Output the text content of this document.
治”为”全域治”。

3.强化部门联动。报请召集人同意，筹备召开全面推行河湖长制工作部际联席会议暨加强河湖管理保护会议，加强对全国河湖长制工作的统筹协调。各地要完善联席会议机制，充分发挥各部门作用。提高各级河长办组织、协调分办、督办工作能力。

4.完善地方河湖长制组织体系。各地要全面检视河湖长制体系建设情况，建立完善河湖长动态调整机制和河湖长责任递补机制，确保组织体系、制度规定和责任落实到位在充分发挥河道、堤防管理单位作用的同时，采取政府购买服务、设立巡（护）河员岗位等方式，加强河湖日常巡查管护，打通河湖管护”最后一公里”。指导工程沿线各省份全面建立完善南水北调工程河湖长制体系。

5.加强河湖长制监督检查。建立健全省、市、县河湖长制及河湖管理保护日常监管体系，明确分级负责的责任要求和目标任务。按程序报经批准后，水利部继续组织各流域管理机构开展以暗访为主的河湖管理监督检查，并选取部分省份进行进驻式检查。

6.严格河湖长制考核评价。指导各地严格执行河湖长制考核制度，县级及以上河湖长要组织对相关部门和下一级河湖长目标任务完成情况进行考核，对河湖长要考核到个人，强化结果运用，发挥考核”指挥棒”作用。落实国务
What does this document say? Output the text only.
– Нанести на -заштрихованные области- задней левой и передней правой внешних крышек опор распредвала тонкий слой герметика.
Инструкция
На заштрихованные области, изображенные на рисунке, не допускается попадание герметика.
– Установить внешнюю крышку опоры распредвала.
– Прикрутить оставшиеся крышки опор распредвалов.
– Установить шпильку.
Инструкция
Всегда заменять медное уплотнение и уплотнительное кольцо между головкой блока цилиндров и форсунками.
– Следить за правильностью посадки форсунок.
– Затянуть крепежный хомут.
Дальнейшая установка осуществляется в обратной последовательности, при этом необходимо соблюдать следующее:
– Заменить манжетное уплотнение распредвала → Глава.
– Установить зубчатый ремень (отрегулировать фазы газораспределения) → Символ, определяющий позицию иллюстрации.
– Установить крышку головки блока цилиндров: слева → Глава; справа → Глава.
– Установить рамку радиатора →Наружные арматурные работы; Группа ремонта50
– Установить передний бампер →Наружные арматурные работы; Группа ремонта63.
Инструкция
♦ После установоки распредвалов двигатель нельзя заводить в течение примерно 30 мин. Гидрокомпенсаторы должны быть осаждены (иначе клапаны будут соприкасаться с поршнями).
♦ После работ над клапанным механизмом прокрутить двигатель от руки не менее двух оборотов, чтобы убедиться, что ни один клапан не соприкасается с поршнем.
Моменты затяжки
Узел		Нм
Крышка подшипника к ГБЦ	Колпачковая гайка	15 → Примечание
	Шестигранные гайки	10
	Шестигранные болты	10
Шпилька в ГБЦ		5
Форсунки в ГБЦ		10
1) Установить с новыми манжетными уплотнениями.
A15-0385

===============

Set task. Without leaving anything out, give the entries again exactly.

Full solution.
Output the text content of this document.
治”为”全域治”。

3.强化部门联动。报请召集人同意，筹备召开全面推行河湖长制工作部际联席会议暨加强河湖管理保护会议，加强对全国河湖长制工作的统筹协调。各地要完善联席会议机制，充分发挥各部门作用。提高各级河长办组织、协调分办、督办工作能力。

4.完善地方河湖长制组织体系。各地要全面检视河湖长制体系建设情况，建立完善河湖长动态调整机制和河湖长责任递补机制，确保组织体系、制度规定和责任落实到位在充分发挥河道、堤防管理单位作用的同时，采取政府购买服务、设立巡（护）河员岗位等方式，加强河湖日常巡查管护，打通河湖管护”最后一公里”。指导工程沿线各省份全面建立完善南水北调工程河湖长制体系。

5.加强河湖长制监督检查。建立健全省、市、县河湖长制及河湖管理保护日常监管体系，明确分级负责的责任要求和目标任务。按程序报经批准后，水利部继续组织各流域管理机构开展以暗访为主的河湖管理监督检查，并选取部分省份进行进驻式检查。

6.严格河湖长制考核评价。指导各地严格执行河湖长制考核制度，县级及以上河湖长要组织对相关部门和下一级河湖长目标任务完成情况进行考核，对河湖长要考核到个人，强化结果运用，发挥考核”指挥棒”作用。落实国务
What does this document say? Output the text only.
– Нанести на -заштрихованные области- задней левой и передней правой внешних крышек опор распредвала тонкий слой герметика.
Инструкция
На заштрихованные области, изображенные на рисунке, не допускается попадание герметика.
– Установить внешнюю крышку опоры распредвала.
– Прикрутить оставшиеся крышки опор распредвалов.
– Установить шпильку.
Инструкция
Всегда заменять медное уплотнение и уплотнительное кольцо между головкой блока цилиндров и форсунками.
– Следить за правильностью посадки форсунок.
– Затянуть крепежный хомут.
Дальнейшая установка осуществляется в обратной последовательности, при этом необходимо соблюдать следующее:
– Заменить манжетное уплотнение распредвала → Глава.
– Установить зубчатый ремень (отрегулировать фазы газораспределения) → Символ, определяющий позицию иллюстрации.
– Установить крышку головки блока цилиндров: слева → Глава; справа → Глава.
– Установить рамку радиатора →Наружные арматурные работы; Группа ремонта50
– Установить передний бампер →Наружные арматурные работы; Группа ремонта63.
Инструкция
♦ После установоки распредвалов двигатель нельзя заводить в течение примерно 30 мин. Гидрокомпенсаторы должны быть осаждены (иначе клапаны будут соприкасаться с поршнями).
♦ После работ над клапанным механизмом прокрутить двигатель от руки не менее двух оборотов, чтобы убедиться, что ни один клапан не соприкасается с поршнем.
Моменты затяжки
Узел		Нм
Крышка подшипника к ГБЦ	Колпачковая гайка	15 → Примечание
	Шестигранные гайки	10
	Шестигранные болты	10
Шпилька в ГБЦ		5
Форсунки в ГБЦ		10
1) Установить с новыми манжетными уплотнениями.
A15-0385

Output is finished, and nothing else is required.